** Exercise objective **
Among the lines below, count those containing the word "background". Give the number only.

** Data excerpts **
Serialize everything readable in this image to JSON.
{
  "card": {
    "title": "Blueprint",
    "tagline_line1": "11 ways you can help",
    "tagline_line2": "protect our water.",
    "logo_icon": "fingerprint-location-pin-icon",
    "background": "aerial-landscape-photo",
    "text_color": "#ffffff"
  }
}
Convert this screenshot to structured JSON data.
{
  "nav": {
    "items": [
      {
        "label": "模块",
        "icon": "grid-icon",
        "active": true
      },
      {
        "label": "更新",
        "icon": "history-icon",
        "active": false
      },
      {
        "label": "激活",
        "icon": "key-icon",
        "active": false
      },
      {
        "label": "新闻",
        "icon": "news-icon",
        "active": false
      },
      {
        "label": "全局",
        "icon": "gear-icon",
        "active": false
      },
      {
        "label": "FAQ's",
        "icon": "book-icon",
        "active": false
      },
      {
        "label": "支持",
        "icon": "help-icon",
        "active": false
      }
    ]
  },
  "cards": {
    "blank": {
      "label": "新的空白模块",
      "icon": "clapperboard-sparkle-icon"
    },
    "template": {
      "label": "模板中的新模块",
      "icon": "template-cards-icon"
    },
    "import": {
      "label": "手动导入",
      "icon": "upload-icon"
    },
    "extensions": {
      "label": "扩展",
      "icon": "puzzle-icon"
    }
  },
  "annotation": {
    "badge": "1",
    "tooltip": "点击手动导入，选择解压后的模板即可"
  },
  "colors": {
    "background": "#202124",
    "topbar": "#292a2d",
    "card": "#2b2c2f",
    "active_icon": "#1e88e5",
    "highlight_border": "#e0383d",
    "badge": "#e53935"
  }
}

** Worked answer **
2